* Set problem *
Please reproduce every record, keeping each one exactly as written.

* Supplied material *
□ □ □ □ □

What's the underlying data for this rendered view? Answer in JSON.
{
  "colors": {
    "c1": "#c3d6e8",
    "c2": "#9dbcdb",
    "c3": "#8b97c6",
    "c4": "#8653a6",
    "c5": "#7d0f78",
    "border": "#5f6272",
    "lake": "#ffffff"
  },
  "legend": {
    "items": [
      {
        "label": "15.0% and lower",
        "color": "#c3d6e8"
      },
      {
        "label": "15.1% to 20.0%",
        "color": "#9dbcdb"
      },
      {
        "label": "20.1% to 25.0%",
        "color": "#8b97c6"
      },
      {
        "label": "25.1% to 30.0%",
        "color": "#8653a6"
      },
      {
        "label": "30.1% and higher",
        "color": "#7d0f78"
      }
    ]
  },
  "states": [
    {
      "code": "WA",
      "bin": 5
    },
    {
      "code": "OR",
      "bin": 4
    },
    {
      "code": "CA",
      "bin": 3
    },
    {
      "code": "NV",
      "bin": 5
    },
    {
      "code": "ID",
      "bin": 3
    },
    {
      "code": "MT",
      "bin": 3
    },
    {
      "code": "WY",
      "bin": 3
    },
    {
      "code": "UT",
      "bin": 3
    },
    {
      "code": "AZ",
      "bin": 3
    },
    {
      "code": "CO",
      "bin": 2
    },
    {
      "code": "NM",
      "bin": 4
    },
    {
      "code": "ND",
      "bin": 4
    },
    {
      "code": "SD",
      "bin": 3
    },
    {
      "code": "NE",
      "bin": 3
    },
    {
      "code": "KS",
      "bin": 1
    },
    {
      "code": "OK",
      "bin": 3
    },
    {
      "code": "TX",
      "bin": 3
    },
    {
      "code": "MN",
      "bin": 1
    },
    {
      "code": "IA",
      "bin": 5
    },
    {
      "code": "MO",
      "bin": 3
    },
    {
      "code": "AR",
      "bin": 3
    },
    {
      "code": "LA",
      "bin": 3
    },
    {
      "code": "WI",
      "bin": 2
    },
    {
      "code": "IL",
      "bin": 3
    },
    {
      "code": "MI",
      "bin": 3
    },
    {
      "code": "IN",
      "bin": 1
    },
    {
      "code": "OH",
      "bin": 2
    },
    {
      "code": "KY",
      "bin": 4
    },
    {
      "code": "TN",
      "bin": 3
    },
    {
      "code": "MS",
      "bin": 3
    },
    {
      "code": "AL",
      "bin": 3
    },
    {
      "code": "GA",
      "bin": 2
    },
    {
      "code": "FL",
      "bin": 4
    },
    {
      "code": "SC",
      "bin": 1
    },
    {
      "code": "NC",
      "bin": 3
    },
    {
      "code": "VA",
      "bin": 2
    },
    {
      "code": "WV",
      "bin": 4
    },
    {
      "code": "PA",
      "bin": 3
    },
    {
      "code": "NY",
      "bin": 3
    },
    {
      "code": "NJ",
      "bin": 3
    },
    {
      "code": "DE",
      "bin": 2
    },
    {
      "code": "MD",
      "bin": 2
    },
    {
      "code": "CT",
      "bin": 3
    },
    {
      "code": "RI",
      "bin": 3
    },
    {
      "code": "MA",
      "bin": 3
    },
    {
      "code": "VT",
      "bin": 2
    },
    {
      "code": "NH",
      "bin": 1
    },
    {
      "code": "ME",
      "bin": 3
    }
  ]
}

□ □ □ □ □

* Written response *
What's the underlying data for this rendered view? Answer in JSON.
{
  "colors": {
    "c1": "#c3d6e8",
    "c2": "#9dbcdb",
    "c3": "#8b97c6",
    "c4": "#8653a6",
    "c5": "#7d0f78",
    "border": "#5f6272",
    "lake": "#ffffff"
  },
  "legend": {
    "items": [
      {
        "label": "15.0% and lower",
        "color": "#c3d6e8"
      },
      {
        "label": "15.1% to 20.0%",
        "color": "#9dbcdb"
      },
      {
        "label": "20.1% to 25.0%",
        "color": "#8b97c6"
      },
      {
        "label": "25.1% to 30.0%",
        "color": "#8653a6"
      },
      {
        "label": "30.1% and higher",
        "color": "#7d0f78"
      }
    ]
  },
  "states": [
    {
      "code": "WA",
      "bin": 5
    },
    {
      "code": "OR",
      "bin": 4
    },
    {
      "code": "CA",
      "bin": 3
    },
    {
      "code": "NV",
      "bin": 5
    },
    {
      "code": "ID",
      "bin": 3
    },
    {
      "code": "MT",
      "bin": 3
    },
    {
      "code": "WY",
      "bin": 3
    },
    {
      "code": "UT",
      "bin": 3
    },
    {
      "code": "AZ",
      "bin": 3
    },
    {
      "code": "CO",
      "bin": 2
    },
    {
      "code": "NM",
      "bin": 4
    },
    {
      "code": "ND",
      "bin": 4
    },
    {
      "code": "SD",
      "bin": 3
    },
    {
      "code": "NE",
      "bin": 3
    },
    {
      "code": "KS",
      "bin": 1
    },
    {
      "code": "OK",
      "bin": 3
    },
    {
      "code": "TX",
      "bin": 3
    },
    {
      "code": "MN",
      "bin": 1
    },
    {
      "code": "IA",
      "bin": 5
    },
    {
      "code": "MO",
      "bin": 3
    },
    {
      "code": "AR",
      "bin": 3
    },
    {
      "code": "LA",
      "bin": 3
    },
    {
      "code": "WI",
      "bin": 2
    },
    {
      "code": "IL",
      "bin": 3
    },
    {
      "code": "MI",
      "bin": 3
    },
    {
      "code": "IN",
      "bin": 1
    },
    {
      "code": "OH",
      "bin": 2
    },
    {
      "code": "KY",
      "bin": 4
    },
    {
      "code": "TN",
      "bin": 3
    },
    {
      "code": "MS",
      "bin": 3
    },
    {
      "code": "AL",
      "bin": 3
    },
    {
      "code": "GA",
      "bin": 2
    },
    {
      "code": "FL",
      "bin": 4
    },
    {
      "code": "SC",
      "bin": 1
    },
    {
      "code": "NC",
      "bin": 3
    },
    {
      "code": "VA",
      "bin": 2
    },
    {
      "code": "WV",
      "bin": 4
    },
    {
      "code": "PA",
      "bin": 3
    },
    {
      "code": "NY",
      "bin": 3
    },
    {
      "code": "NJ",
      "bin": 3
    },
    {
      "code": "DE",
      "bin": 2
    },
    {
      "code": "MD",
      "bin": 2
    },
    {
      "code": "CT",
      "bin": 3
    },
    {
      "code": "RI",
      "bin": 3
    },
    {
      "code": "MA",
      "bin": 3
    },
    {
      "code": "VT",
      "bin": 2
    },
    {
      "code": "NH",
      "bin": 1
    },
    {
      "code": "ME",
      "bin": 3
    }
  ]
}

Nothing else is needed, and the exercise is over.